> [REQUIREMENT]: Give the number of lines in the records below that include "this", and nothing more.

> [INFORMATION SHOWN]:
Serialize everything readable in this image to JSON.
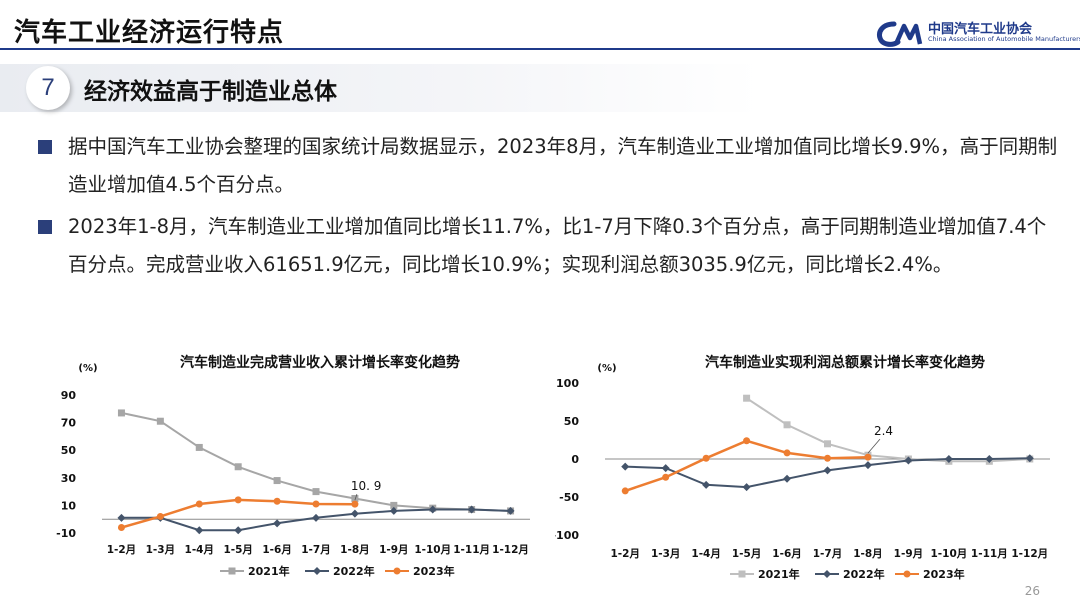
{
  "header": {
    "title": "汽车工业经济运行特点",
    "logo_cn": "中国汽车工业协会",
    "logo_en": "China Association of Automobile Manufacturers"
  },
  "section": {
    "number": "7",
    "title": "经济效益高于制造业总体"
  },
  "bullets": [
    {
      "text": "据中国汽车工业协会整理的国家统计局数据显示，2023年8月，汽车制造业工业增加值同比增长9.9%，高于同期制造业增加值4.5个百分点。"
    },
    {
      "text": "2023年1-8月，汽车制造业工业增加值同比增长11.7%，比1-7月下降0.3个百分点，高于同期制造业增加值7.4个百分点。完成营业收入61651.9亿元，同比增长10.9%；实现利润总额3035.9亿元，同比增长2.4%。"
    }
  ],
  "page_number": "26",
  "colors": {
    "navy": "#1f3a8a",
    "c2021": "#a6a6a6",
    "c2022": "#44546a",
    "c2023": "#ed7d31"
  },
  "chart_data": [
    {
      "type": "line",
      "title": "汽车制造业完成营业收入累计增长率变化趋势",
      "ylabel": "(%)",
      "ylim": [
        -10,
        90
      ],
      "yticks": [
        -10,
        10,
        30,
        50,
        70,
        90
      ],
      "categories": [
        "1-2月",
        "1-3月",
        "1-4月",
        "1-5月",
        "1-6月",
        "1-7月",
        "1-8月",
        "1-9月",
        "1-10月",
        "1-11月",
        "1-12月"
      ],
      "series": [
        {
          "name": "2021年",
          "color": "#a6a6a6",
          "marker": "square",
          "values": [
            77,
            71,
            52,
            38,
            28,
            20,
            15,
            10,
            8,
            7,
            6
          ]
        },
        {
          "name": "2022年",
          "color": "#44546a",
          "marker": "diamond",
          "values": [
            1,
            1,
            -8,
            -8,
            -3,
            1,
            4,
            6,
            7,
            7,
            6
          ]
        },
        {
          "name": "2023年",
          "color": "#ed7d31",
          "marker": "circle",
          "values": [
            -6,
            2,
            11,
            14,
            13,
            11,
            10.9,
            null,
            null,
            null,
            null
          ]
        }
      ],
      "annotation": {
        "text": "10. 9"
      }
    },
    {
      "type": "line",
      "title": "汽车制造业实现利润总额累计增长率变化趋势",
      "ylabel": "(%)",
      "ylim": [
        -100,
        100
      ],
      "yticks": [
        -100,
        -50,
        0,
        50,
        100
      ],
      "categories": [
        "1-2月",
        "1-3月",
        "1-4月",
        "1-5月",
        "1-6月",
        "1-7月",
        "1-8月",
        "1-9月",
        "1-10月",
        "1-11月",
        "1-12月"
      ],
      "series": [
        {
          "name": "2021年",
          "color": "#bfbfbf",
          "marker": "square",
          "values": [
            null,
            null,
            null,
            80,
            45,
            20,
            5,
            0,
            -3,
            -3,
            0
          ]
        },
        {
          "name": "2022年",
          "color": "#44546a",
          "marker": "diamond",
          "values": [
            -10,
            -12,
            -34,
            -37,
            -26,
            -15,
            -8,
            -2,
            0,
            0,
            1
          ]
        },
        {
          "name": "2023年",
          "color": "#ed7d31",
          "marker": "circle",
          "values": [
            -42,
            -24,
            1,
            24,
            8,
            1,
            2.4,
            null,
            null,
            null,
            null
          ]
        }
      ],
      "annotation": {
        "text": "2.4"
      }
    }
  ]
}
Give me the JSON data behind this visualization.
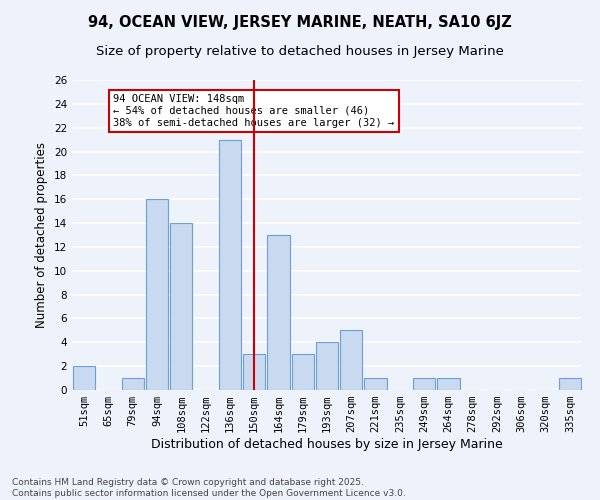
{
  "title": "94, OCEAN VIEW, JERSEY MARINE, NEATH, SA10 6JZ",
  "subtitle": "Size of property relative to detached houses in Jersey Marine",
  "xlabel": "Distribution of detached houses by size in Jersey Marine",
  "ylabel": "Number of detached properties",
  "categories": [
    "51sqm",
    "65sqm",
    "79sqm",
    "94sqm",
    "108sqm",
    "122sqm",
    "136sqm",
    "150sqm",
    "164sqm",
    "179sqm",
    "193sqm",
    "207sqm",
    "221sqm",
    "235sqm",
    "249sqm",
    "264sqm",
    "278sqm",
    "292sqm",
    "306sqm",
    "320sqm",
    "335sqm"
  ],
  "values": [
    2,
    0,
    1,
    16,
    14,
    0,
    21,
    3,
    13,
    3,
    4,
    5,
    1,
    0,
    1,
    1,
    0,
    0,
    0,
    0,
    1
  ],
  "bar_color": "#c9d9f0",
  "bar_edge_color": "#6aa0d4",
  "vline_index": 7,
  "annotation_text": "94 OCEAN VIEW: 148sqm\n← 54% of detached houses are smaller (46)\n38% of semi-detached houses are larger (32) →",
  "annotation_box_color": "#ffffff",
  "annotation_box_edge_color": "#cc0000",
  "vline_color": "#cc0000",
  "ylim": [
    0,
    26
  ],
  "yticks": [
    0,
    2,
    4,
    6,
    8,
    10,
    12,
    14,
    16,
    18,
    20,
    22,
    24,
    26
  ],
  "background_color": "#eef2fb",
  "grid_color": "#ffffff",
  "footer": "Contains HM Land Registry data © Crown copyright and database right 2025.\nContains public sector information licensed under the Open Government Licence v3.0.",
  "title_fontsize": 10.5,
  "subtitle_fontsize": 9.5,
  "xlabel_fontsize": 9,
  "ylabel_fontsize": 8.5,
  "tick_fontsize": 7.5,
  "footer_fontsize": 6.5
}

> [RIGHT ANSWER]: 2